> Aim
Transcribe the entries below exactly; leave every image out.

═══ Stored data

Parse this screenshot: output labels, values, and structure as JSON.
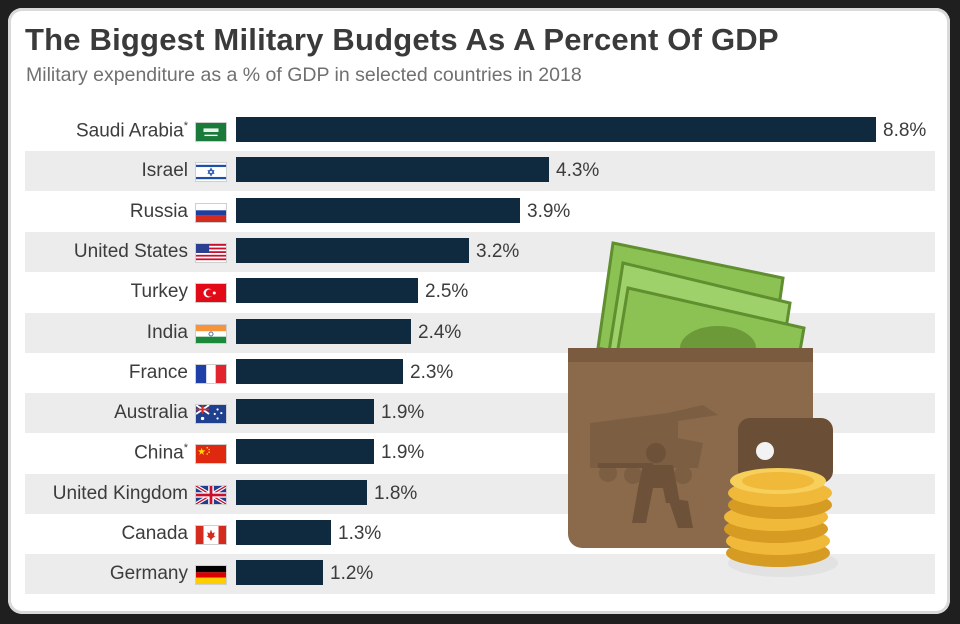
{
  "header": {
    "title": "The Biggest Military Budgets As A Percent Of GDP",
    "subtitle": "Military expenditure as a % of GDP in selected countries in 2018"
  },
  "chart_data": {
    "type": "bar",
    "orientation": "horizontal",
    "title": "The Biggest Military Budgets As A Percent Of GDP",
    "subtitle": "Military expenditure as a % of GDP in selected countries in 2018",
    "categories": [
      "Saudi Arabia",
      "Israel",
      "Russia",
      "United States",
      "Turkey",
      "India",
      "France",
      "Australia",
      "China",
      "United Kingdom",
      "Canada",
      "Germany"
    ],
    "values": [
      8.8,
      4.3,
      3.9,
      3.2,
      2.5,
      2.4,
      2.3,
      1.9,
      1.9,
      1.8,
      1.3,
      1.2
    ],
    "value_labels": [
      "8.8%",
      "4.3%",
      "3.9%",
      "3.2%",
      "2.5%",
      "2.4%",
      "2.3%",
      "1.9%",
      "1.9%",
      "1.8%",
      "1.3%",
      "1.2%"
    ],
    "footnote_marks": [
      "*",
      "",
      "",
      "",
      "",
      "",
      "",
      "",
      "*",
      "",
      "",
      ""
    ],
    "flags": [
      "saudi-arabia-flag-icon",
      "israel-flag-icon",
      "russia-flag-icon",
      "united-states-flag-icon",
      "turkey-flag-icon",
      "india-flag-icon",
      "france-flag-icon",
      "australia-flag-icon",
      "china-flag-icon",
      "united-kingdom-flag-icon",
      "canada-flag-icon",
      "germany-flag-icon"
    ],
    "bar_color": "#0f2a3f",
    "alternate_row_color": "#ececec",
    "xlim": [
      0,
      8.8
    ],
    "grid": false,
    "legend": "none"
  },
  "illustration": {
    "icon": "wallet-with-cash-and-coins-icon",
    "colors": {
      "wallet": "#8b6a4b",
      "cash": "#8cc153",
      "coins": "#f0b93a"
    }
  }
}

══════

> Correct answer
Parse this screenshot: output labels, values, and structure as JSON.
{
  "header": {
    "title": "The Biggest Military Budgets As A Percent Of GDP",
    "subtitle": "Military expenditure as a % of GDP in selected countries in 2018"
  },
  "chart_data": {
    "type": "bar",
    "orientation": "horizontal",
    "title": "The Biggest Military Budgets As A Percent Of GDP",
    "subtitle": "Military expenditure as a % of GDP in selected countries in 2018",
    "categories": [
      "Saudi Arabia",
      "Israel",
      "Russia",
      "United States",
      "Turkey",
      "India",
      "France",
      "Australia",
      "China",
      "United Kingdom",
      "Canada",
      "Germany"
    ],
    "values": [
      8.8,
      4.3,
      3.9,
      3.2,
      2.5,
      2.4,
      2.3,
      1.9,
      1.9,
      1.8,
      1.3,
      1.2
    ],
    "value_labels": [
      "8.8%",
      "4.3%",
      "3.9%",
      "3.2%",
      "2.5%",
      "2.4%",
      "2.3%",
      "1.9%",
      "1.9%",
      "1.8%",
      "1.3%",
      "1.2%"
    ],
    "footnote_marks": [
      "*",
      "",
      "",
      "",
      "",
      "",
      "",
      "",
      "*",
      "",
      "",
      ""
    ],
    "flags": [
      "saudi-arabia-flag-icon",
      "israel-flag-icon",
      "russia-flag-icon",
      "united-states-flag-icon",
      "turkey-flag-icon",
      "india-flag-icon",
      "france-flag-icon",
      "australia-flag-icon",
      "china-flag-icon",
      "united-kingdom-flag-icon",
      "canada-flag-icon",
      "germany-flag-icon"
    ],
    "bar_color": "#0f2a3f",
    "alternate_row_color": "#ececec",
    "xlim": [
      0,
      8.8
    ],
    "grid": false,
    "legend": "none"
  },
  "illustration": {
    "icon": "wallet-with-cash-and-coins-icon",
    "colors": {
      "wallet": "#8b6a4b",
      "cash": "#8cc153",
      "coins": "#f0b93a"
    }
  }
}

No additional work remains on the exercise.